### [Short problem]
Write out the listing below in full and exactly, leaving out every picture.
**********
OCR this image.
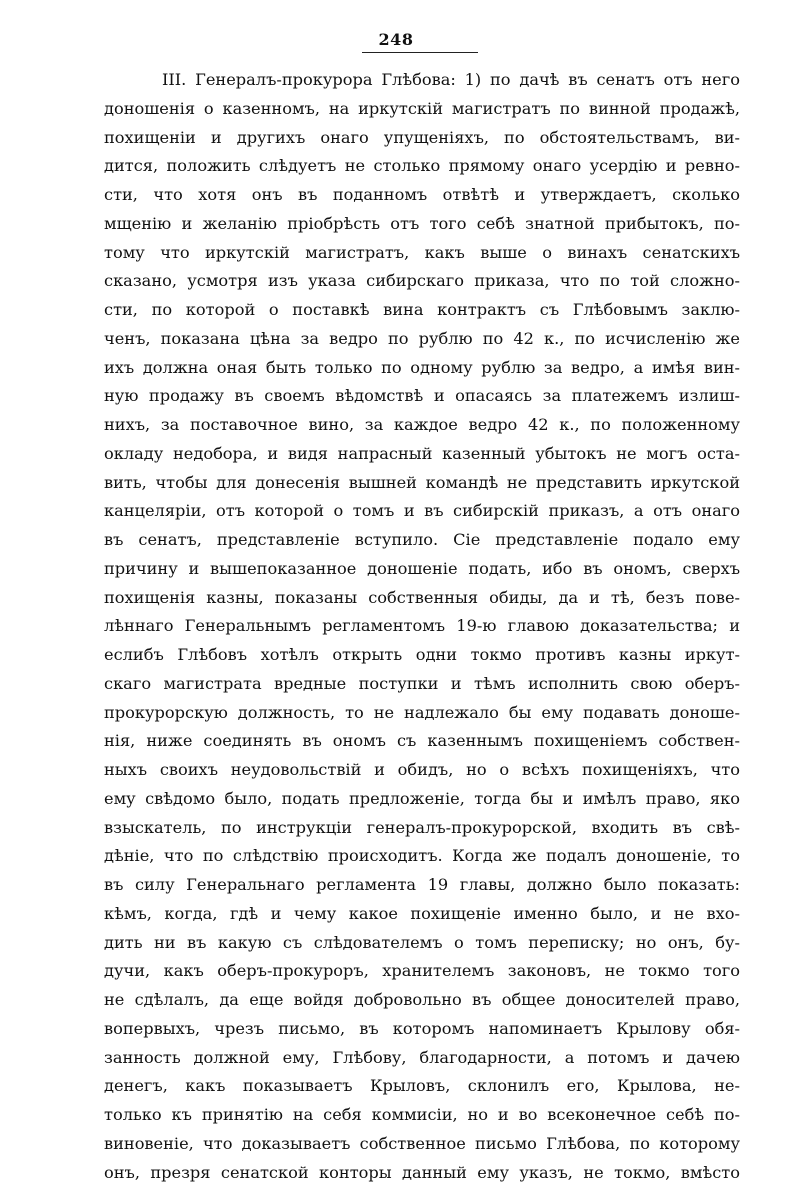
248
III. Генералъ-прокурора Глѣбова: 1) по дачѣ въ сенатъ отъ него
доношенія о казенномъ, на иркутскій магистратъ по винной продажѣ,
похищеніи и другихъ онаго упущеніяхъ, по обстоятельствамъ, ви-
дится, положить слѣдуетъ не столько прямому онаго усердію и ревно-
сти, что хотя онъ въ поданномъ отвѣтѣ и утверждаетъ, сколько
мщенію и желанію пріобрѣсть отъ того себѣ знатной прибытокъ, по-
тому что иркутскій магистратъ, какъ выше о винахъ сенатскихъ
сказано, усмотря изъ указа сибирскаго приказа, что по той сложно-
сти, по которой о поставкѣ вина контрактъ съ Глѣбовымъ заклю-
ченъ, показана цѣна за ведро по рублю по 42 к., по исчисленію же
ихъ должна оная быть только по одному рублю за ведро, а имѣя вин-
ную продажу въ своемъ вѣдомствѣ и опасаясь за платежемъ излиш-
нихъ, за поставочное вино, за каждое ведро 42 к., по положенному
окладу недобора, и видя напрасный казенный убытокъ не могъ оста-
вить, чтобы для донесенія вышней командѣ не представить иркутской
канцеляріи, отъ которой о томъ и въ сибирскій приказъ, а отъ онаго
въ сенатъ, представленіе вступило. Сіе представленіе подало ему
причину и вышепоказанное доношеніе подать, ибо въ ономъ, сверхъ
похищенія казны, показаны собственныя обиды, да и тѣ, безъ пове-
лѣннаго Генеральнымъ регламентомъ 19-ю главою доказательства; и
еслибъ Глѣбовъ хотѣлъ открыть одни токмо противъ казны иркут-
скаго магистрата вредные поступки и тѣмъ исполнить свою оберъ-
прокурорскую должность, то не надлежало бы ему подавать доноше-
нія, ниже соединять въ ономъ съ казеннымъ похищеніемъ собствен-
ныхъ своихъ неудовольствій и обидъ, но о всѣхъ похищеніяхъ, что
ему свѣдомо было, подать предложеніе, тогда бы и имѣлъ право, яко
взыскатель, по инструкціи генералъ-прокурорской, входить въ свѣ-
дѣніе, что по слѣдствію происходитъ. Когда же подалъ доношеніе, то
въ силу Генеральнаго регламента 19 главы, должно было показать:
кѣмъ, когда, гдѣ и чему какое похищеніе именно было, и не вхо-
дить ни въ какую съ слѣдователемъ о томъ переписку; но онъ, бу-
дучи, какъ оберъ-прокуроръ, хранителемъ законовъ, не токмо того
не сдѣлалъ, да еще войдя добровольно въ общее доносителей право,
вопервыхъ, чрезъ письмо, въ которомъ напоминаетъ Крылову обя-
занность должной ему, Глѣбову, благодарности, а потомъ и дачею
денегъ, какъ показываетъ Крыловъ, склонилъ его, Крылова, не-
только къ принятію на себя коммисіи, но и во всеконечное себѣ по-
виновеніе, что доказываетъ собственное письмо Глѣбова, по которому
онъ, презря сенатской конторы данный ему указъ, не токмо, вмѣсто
**********
### [Output of the task]
OCR this image.
248
III. Генералъ-прокурора Глѣбова: 1) по дачѣ въ сенатъ отъ него
доношенія о казенномъ, на иркутскій магистратъ по винной продажѣ,
похищеніи и другихъ онаго упущеніяхъ, по обстоятельствамъ, ви-
дится, положить слѣдуетъ не столько прямому онаго усердію и ревно-
сти, что хотя онъ въ поданномъ отвѣтѣ и утверждаетъ, сколько
мщенію и желанію пріобрѣсть отъ того себѣ знатной прибытокъ, по-
тому что иркутскій магистратъ, какъ выше о винахъ сенатскихъ
сказано, усмотря изъ указа сибирскаго приказа, что по той сложно-
сти, по которой о поставкѣ вина контрактъ съ Глѣбовымъ заклю-
ченъ, показана цѣна за ведро по рублю по 42 к., по исчисленію же
ихъ должна оная быть только по одному рублю за ведро, а имѣя вин-
ную продажу въ своемъ вѣдомствѣ и опасаясь за платежемъ излиш-
нихъ, за поставочное вино, за каждое ведро 42 к., по положенному
окладу недобора, и видя напрасный казенный убытокъ не могъ оста-
вить, чтобы для донесенія вышней командѣ не представить иркутской
канцеляріи, отъ которой о томъ и въ сибирскій приказъ, а отъ онаго
въ сенатъ, представленіе вступило. Сіе представленіе подало ему
причину и вышепоказанное доношеніе подать, ибо въ ономъ, сверхъ
похищенія казны, показаны собственныя обиды, да и тѣ, безъ пове-
лѣннаго Генеральнымъ регламентомъ 19-ю главою доказательства; и
еслибъ Глѣбовъ хотѣлъ открыть одни токмо противъ казны иркут-
скаго магистрата вредные поступки и тѣмъ исполнить свою оберъ-
прокурорскую должность, то не надлежало бы ему подавать доноше-
нія, ниже соединять въ ономъ съ казеннымъ похищеніемъ собствен-
ныхъ своихъ неудовольствій и обидъ, но о всѣхъ похищеніяхъ, что
ему свѣдомо было, подать предложеніе, тогда бы и имѣлъ право, яко
взыскатель, по инструкціи генералъ-прокурорской, входить въ свѣ-
дѣніе, что по слѣдствію происходитъ. Когда же подалъ доношеніе, то
въ силу Генеральнаго регламента 19 главы, должно было показать:
кѣмъ, когда, гдѣ и чему какое похищеніе именно было, и не вхо-
дить ни въ какую съ слѣдователемъ о томъ переписку; но онъ, бу-
дучи, какъ оберъ-прокуроръ, хранителемъ законовъ, не токмо того
не сдѣлалъ, да еще войдя добровольно въ общее доносителей право,
вопервыхъ, чрезъ письмо, въ которомъ напоминаетъ Крылову обя-
занность должной ему, Глѣбову, благодарности, а потомъ и дачею
денегъ, какъ показываетъ Крыловъ, склонилъ его, Крылова, не-
только къ принятію на себя коммисіи, но и во всеконечное себѣ по-
виновеніе, что доказываетъ собственное письмо Глѣбова, по которому
онъ, презря сенатской конторы данный ему указъ, не токмо, вмѣсто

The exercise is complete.